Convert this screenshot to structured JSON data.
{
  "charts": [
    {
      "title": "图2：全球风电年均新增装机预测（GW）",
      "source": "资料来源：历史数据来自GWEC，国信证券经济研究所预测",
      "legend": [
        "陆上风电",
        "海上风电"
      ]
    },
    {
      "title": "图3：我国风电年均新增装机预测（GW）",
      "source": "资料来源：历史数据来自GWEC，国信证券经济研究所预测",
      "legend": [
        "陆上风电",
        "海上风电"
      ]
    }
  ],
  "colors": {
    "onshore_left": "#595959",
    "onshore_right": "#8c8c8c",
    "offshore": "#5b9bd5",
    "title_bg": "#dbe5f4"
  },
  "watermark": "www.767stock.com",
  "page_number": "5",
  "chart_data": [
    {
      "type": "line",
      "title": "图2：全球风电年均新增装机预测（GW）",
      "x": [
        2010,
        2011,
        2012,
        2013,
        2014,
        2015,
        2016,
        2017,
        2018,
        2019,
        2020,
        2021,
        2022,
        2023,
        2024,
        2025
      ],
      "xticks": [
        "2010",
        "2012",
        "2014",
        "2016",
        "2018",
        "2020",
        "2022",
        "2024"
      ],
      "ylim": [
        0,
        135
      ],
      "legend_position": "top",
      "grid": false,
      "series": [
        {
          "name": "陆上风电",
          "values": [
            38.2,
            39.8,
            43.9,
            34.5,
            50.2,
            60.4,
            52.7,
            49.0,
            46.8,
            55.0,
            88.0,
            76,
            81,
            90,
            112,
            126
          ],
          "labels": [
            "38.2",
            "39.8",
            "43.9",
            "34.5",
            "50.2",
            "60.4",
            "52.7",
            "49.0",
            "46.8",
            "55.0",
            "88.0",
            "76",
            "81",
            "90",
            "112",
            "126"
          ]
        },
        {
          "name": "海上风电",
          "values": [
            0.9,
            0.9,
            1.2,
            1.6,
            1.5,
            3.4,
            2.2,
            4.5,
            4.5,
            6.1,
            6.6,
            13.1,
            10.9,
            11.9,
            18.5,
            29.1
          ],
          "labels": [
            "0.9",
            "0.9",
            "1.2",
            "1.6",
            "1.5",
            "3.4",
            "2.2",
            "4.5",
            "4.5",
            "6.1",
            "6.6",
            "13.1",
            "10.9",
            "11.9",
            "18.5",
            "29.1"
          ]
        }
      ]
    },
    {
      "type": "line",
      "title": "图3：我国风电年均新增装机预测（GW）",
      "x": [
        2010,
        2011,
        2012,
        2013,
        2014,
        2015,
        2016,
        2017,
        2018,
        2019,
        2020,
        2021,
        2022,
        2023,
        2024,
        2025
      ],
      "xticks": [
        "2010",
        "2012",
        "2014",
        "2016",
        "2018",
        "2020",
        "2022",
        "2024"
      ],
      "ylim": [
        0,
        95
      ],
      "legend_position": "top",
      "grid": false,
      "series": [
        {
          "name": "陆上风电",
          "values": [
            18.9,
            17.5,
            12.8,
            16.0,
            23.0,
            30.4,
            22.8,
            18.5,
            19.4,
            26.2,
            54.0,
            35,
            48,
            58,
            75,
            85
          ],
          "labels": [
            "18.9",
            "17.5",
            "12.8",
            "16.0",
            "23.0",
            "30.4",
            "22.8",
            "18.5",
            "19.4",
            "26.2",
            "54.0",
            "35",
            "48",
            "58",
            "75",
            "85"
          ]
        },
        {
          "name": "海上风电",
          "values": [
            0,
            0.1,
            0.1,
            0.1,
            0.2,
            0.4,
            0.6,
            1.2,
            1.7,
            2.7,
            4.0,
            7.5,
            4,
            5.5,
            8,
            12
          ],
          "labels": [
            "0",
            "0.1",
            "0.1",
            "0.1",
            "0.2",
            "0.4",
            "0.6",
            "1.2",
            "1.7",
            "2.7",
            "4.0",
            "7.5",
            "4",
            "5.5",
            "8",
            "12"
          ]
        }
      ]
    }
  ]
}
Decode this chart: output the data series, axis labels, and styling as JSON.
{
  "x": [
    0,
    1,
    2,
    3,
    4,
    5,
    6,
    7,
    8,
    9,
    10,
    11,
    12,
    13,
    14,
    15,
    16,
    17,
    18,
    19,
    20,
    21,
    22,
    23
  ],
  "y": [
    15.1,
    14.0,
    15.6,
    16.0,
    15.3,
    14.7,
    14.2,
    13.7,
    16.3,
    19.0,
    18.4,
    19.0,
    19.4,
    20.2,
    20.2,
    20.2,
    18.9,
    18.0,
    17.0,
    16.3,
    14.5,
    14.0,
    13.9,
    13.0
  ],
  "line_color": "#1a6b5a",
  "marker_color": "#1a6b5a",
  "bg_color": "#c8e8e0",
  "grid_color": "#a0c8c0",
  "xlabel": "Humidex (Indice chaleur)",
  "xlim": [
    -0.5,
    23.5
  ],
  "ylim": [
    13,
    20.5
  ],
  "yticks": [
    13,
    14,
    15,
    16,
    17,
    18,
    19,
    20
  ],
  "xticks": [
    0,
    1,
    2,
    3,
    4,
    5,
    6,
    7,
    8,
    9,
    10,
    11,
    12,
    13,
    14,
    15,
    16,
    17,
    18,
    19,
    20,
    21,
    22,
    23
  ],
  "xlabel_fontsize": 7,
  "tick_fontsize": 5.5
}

----------------------------------------

Exercise task: Quote every entry exactly.

Result:
Convert this screenshot to structured JSON data.
{
  "charts": [
    {
      "title": "图2：全球风电年均新增装机预测（GW）",
      "source": "资料来源：历史数据来自GWEC，国信证券经济研究所预测",
      "legend": [
        "陆上风电",
        "海上风电"
      ]
    },
    {
      "title": "图3：我国风电年均新增装机预测（GW）",
      "source": "资料来源：历史数据来自GWEC，国信证券经济研究所预测",
      "legend": [
        "陆上风电",
        "海上风电"
      ]
    }
  ],
  "colors": {
    "onshore_left": "#595959",
    "onshore_right": "#8c8c8c",
    "offshore": "#5b9bd5",
    "title_bg": "#dbe5f4"
  },
  "watermark": "www.767stock.com",
  "page_number": "5",
  "chart_data": [
    {
      "type": "line",
      "title": "图2：全球风电年均新增装机预测（GW）",
      "x": [
        2010,
        2011,
        2012,
        2013,
        2014,
        2015,
        2016,
        2017,
        2018,
        2019,
        2020,
        2021,
        2022,
        2023,
        2024,
        2025
      ],
      "xticks": [
        "2010",
        "2012",
        "2014",
        "2016",
        "2018",
        "2020",
        "2022",
        "2024"
      ],
      "ylim": [
        0,
        135
      ],
      "legend_position": "top",
      "grid": false,
      "series": [
        {
          "name": "陆上风电",
          "values": [
            38.2,
            39.8,
            43.9,
            34.5,
            50.2,
            60.4,
            52.7,
            49.0,
            46.8,
            55.0,
            88.0,
            76,
            81,
            90,
            112,
            126
          ],
          "labels": [
            "38.2",
            "39.8",
            "43.9",
            "34.5",
            "50.2",
            "60.4",
            "52.7",
            "49.0",
            "46.8",
            "55.0",
            "88.0",
            "76",
            "81",
            "90",
            "112",
            "126"
          ]
        },
        {
          "name": "海上风电",
          "values": [
            0.9,
            0.9,
            1.2,
            1.6,
            1.5,
            3.4,
            2.2,
            4.5,
            4.5,
            6.1,
            6.6,
            13.1,
            10.9,
            11.9,
            18.5,
            29.1
          ],
          "labels": [
            "0.9",
            "0.9",
            "1.2",
            "1.6",
            "1.5",
            "3.4",
            "2.2",
            "4.5",
            "4.5",
            "6.1",
            "6.6",
            "13.1",
            "10.9",
            "11.9",
            "18.5",
            "29.1"
          ]
        }
      ]
    },
    {
      "type": "line",
      "title": "图3：我国风电年均新增装机预测（GW）",
      "x": [
        2010,
        2011,
        2012,
        2013,
        2014,
        2015,
        2016,
        2017,
        2018,
        2019,
        2020,
        2021,
        2022,
        2023,
        2024,
        2025
      ],
      "xticks": [
        "2010",
        "2012",
        "2014",
        "2016",
        "2018",
        "2020",
        "2022",
        "2024"
      ],
      "ylim": [
        0,
        95
      ],
      "legend_position": "top",
      "grid": false,
      "series": [
        {
          "name": "陆上风电",
          "values": [
            18.9,
            17.5,
            12.8,
            16.0,
            23.0,
            30.4,
            22.8,
            18.5,
            19.4,
            26.2,
            54.0,
            35,
            48,
            58,
            75,
            85
          ],
          "labels": [
            "18.9",
            "17.5",
            "12.8",
            "16.0",
            "23.0",
            "30.4",
            "22.8",
            "18.5",
            "19.4",
            "26.2",
            "54.0",
            "35",
            "48",
            "58",
            "75",
            "85"
          ]
        },
        {
          "name": "海上风电",
          "values": [
            0,
            0.1,
            0.1,
            0.1,
            0.2,
            0.4,
            0.6,
            1.2,
            1.7,
            2.7,
            4.0,
            7.5,
            4,
            5.5,
            8,
            12
          ],
          "labels": [
            "0",
            "0.1",
            "0.1",
            "0.1",
            "0.2",
            "0.4",
            "0.6",
            "1.2",
            "1.7",
            "2.7",
            "4.0",
            "7.5",
            "4",
            "5.5",
            "8",
            "12"
          ]
        }
      ]
    }
  ]
}
Decode this chart: output the data series, axis labels, and styling as JSON.
{
  "x": [
    0,
    1,
    2,
    3,
    4,
    5,
    6,
    7,
    8,
    9,
    10,
    11,
    12,
    13,
    14,
    15,
    16,
    17,
    18,
    19,
    20,
    21,
    22,
    23
  ],
  "y": [
    15.1,
    14.0,
    15.6,
    16.0,
    15.3,
    14.7,
    14.2,
    13.7,
    16.3,
    19.0,
    18.4,
    19.0,
    19.4,
    20.2,
    20.2,
    20.2,
    18.9,
    18.0,
    17.0,
    16.3,
    14.5,
    14.0,
    13.9,
    13.0
  ],
  "line_color": "#1a6b5a",
  "marker_color": "#1a6b5a",
  "bg_color": "#c8e8e0",
  "grid_color": "#a0c8c0",
  "xlabel": "Humidex (Indice chaleur)",
  "xlim": [
    -0.5,
    23.5
  ],
  "ylim": [
    13,
    20.5
  ],
  "yticks": [
    13,
    14,
    15,
    16,
    17,
    18,
    19,
    20
  ],
  "xticks": [
    0,
    1,
    2,
    3,
    4,
    5,
    6,
    7,
    8,
    9,
    10,
    11,
    12,
    13,
    14,
    15,
    16,
    17,
    18,
    19,
    20,
    21,
    22,
    23
  ],
  "xlabel_fontsize": 7,
  "tick_fontsize": 5.5
}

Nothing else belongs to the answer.